### [Written task]
Copy out each line exactly as it appears.

### [Provided entries]

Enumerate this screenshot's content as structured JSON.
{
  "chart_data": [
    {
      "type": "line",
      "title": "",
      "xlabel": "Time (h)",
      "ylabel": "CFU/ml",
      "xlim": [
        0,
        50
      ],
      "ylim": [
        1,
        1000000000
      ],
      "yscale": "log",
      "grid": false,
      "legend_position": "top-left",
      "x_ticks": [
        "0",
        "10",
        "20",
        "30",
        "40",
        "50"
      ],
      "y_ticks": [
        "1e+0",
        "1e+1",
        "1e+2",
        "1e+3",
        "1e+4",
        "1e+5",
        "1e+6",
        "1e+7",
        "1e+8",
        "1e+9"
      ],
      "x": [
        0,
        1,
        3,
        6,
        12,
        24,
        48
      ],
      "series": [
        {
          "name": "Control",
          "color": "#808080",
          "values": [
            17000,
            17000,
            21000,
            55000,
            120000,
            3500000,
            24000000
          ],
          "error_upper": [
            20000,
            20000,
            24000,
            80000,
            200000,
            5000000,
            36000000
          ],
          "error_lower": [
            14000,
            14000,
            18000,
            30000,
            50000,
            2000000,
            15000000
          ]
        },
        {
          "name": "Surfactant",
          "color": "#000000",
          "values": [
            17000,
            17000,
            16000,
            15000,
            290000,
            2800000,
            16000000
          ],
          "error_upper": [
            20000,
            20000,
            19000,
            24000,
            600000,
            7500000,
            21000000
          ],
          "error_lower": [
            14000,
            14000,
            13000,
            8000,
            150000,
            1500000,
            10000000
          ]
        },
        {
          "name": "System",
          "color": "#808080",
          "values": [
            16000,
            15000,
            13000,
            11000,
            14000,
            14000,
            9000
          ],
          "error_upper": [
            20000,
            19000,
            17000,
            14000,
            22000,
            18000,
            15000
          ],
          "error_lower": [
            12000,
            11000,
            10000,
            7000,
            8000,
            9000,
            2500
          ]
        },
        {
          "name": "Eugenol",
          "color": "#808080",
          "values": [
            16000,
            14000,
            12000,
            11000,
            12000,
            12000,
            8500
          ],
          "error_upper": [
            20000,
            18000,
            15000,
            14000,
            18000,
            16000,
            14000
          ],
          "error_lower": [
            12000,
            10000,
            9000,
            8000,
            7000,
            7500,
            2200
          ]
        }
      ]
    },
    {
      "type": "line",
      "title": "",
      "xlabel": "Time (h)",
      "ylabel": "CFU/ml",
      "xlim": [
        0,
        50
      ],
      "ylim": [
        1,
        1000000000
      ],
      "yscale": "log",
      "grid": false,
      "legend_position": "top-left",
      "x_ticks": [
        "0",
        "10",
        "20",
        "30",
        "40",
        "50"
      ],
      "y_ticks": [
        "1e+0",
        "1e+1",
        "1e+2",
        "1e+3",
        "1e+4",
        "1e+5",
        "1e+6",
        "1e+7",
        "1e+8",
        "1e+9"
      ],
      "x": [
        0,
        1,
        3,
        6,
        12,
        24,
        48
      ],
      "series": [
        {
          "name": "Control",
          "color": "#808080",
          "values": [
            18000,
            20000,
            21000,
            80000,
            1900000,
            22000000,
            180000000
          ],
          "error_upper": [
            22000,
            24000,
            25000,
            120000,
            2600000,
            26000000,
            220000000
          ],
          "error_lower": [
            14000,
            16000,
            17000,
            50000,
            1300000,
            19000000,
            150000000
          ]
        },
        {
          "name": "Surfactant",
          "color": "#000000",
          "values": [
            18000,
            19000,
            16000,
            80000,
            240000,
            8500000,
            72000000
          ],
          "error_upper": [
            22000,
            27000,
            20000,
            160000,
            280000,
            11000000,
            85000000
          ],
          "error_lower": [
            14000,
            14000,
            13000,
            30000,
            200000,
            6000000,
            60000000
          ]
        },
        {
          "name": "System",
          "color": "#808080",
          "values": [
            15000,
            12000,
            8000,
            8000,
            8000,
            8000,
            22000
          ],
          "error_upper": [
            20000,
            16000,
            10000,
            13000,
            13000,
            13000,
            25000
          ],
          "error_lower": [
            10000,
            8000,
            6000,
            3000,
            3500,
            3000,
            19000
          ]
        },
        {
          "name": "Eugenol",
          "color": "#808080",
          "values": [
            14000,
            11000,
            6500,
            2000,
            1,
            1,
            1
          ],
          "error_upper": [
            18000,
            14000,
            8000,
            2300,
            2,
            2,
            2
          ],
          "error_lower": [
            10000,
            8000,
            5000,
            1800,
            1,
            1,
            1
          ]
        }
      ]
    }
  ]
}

### [Response below]
Enumerate this screenshot's content as structured JSON.
{
  "chart_data": [
    {
      "type": "line",
      "title": "",
      "xlabel": "Time (h)",
      "ylabel": "CFU/ml",
      "xlim": [
        0,
        50
      ],
      "ylim": [
        1,
        1000000000
      ],
      "yscale": "log",
      "grid": false,
      "legend_position": "top-left",
      "x_ticks": [
        "0",
        "10",
        "20",
        "30",
        "40",
        "50"
      ],
      "y_ticks": [
        "1e+0",
        "1e+1",
        "1e+2",
        "1e+3",
        "1e+4",
        "1e+5",
        "1e+6",
        "1e+7",
        "1e+8",
        "1e+9"
      ],
      "x": [
        0,
        1,
        3,
        6,
        12,
        24,
        48
      ],
      "series": [
        {
          "name": "Control",
          "color": "#808080",
          "values": [
            17000,
            17000,
            21000,
            55000,
            120000,
            3500000,
            24000000
          ],
          "error_upper": [
            20000,
            20000,
            24000,
            80000,
            200000,
            5000000,
            36000000
          ],
          "error_lower": [
            14000,
            14000,
            18000,
            30000,
            50000,
            2000000,
            15000000
          ]
        },
        {
          "name": "Surfactant",
          "color": "#000000",
          "values": [
            17000,
            17000,
            16000,
            15000,
            290000,
            2800000,
            16000000
          ],
          "error_upper": [
            20000,
            20000,
            19000,
            24000,
            600000,
            7500000,
            21000000
          ],
          "error_lower": [
            14000,
            14000,
            13000,
            8000,
            150000,
            1500000,
            10000000
          ]
        },
        {
          "name": "System",
          "color": "#808080",
          "values": [
            16000,
            15000,
            13000,
            11000,
            14000,
            14000,
            9000
          ],
          "error_upper": [
            20000,
            19000,
            17000,
            14000,
            22000,
            18000,
            15000
          ],
          "error_lower": [
            12000,
            11000,
            10000,
            7000,
            8000,
            9000,
            2500
          ]
        },
        {
          "name": "Eugenol",
          "color": "#808080",
          "values": [
            16000,
            14000,
            12000,
            11000,
            12000,
            12000,
            8500
          ],
          "error_upper": [
            20000,
            18000,
            15000,
            14000,
            18000,
            16000,
            14000
          ],
          "error_lower": [
            12000,
            10000,
            9000,
            8000,
            7000,
            7500,
            2200
          ]
        }
      ]
    },
    {
      "type": "line",
      "title": "",
      "xlabel": "Time (h)",
      "ylabel": "CFU/ml",
      "xlim": [
        0,
        50
      ],
      "ylim": [
        1,
        1000000000
      ],
      "yscale": "log",
      "grid": false,
      "legend_position": "top-left",
      "x_ticks": [
        "0",
        "10",
        "20",
        "30",
        "40",
        "50"
      ],
      "y_ticks": [
        "1e+0",
        "1e+1",
        "1e+2",
        "1e+3",
        "1e+4",
        "1e+5",
        "1e+6",
        "1e+7",
        "1e+8",
        "1e+9"
      ],
      "x": [
        0,
        1,
        3,
        6,
        12,
        24,
        48
      ],
      "series": [
        {
          "name": "Control",
          "color": "#808080",
          "values": [
            18000,
            20000,
            21000,
            80000,
            1900000,
            22000000,
            180000000
          ],
          "error_upper": [
            22000,
            24000,
            25000,
            120000,
            2600000,
            26000000,
            220000000
          ],
          "error_lower": [
            14000,
            16000,
            17000,
            50000,
            1300000,
            19000000,
            150000000
          ]
        },
        {
          "name": "Surfactant",
          "color": "#000000",
          "values": [
            18000,
            19000,
            16000,
            80000,
            240000,
            8500000,
            72000000
          ],
          "error_upper": [
            22000,
            27000,
            20000,
            160000,
            280000,
            11000000,
            85000000
          ],
          "error_lower": [
            14000,
            14000,
            13000,
            30000,
            200000,
            6000000,
            60000000
          ]
        },
        {
          "name": "System",
          "color": "#808080",
          "values": [
            15000,
            12000,
            8000,
            8000,
            8000,
            8000,
            22000
          ],
          "error_upper": [
            20000,
            16000,
            10000,
            13000,
            13000,
            13000,
            25000
          ],
          "error_lower": [
            10000,
            8000,
            6000,
            3000,
            3500,
            3000,
            19000
          ]
        },
        {
          "name": "Eugenol",
          "color": "#808080",
          "values": [
            14000,
            11000,
            6500,
            2000,
            1,
            1,
            1
          ],
          "error_upper": [
            18000,
            14000,
            8000,
            2300,
            2,
            2,
            2
          ],
          "error_lower": [
            10000,
            8000,
            5000,
            1800,
            1,
            1,
            1
          ]
        }
      ]
    }
  ]
}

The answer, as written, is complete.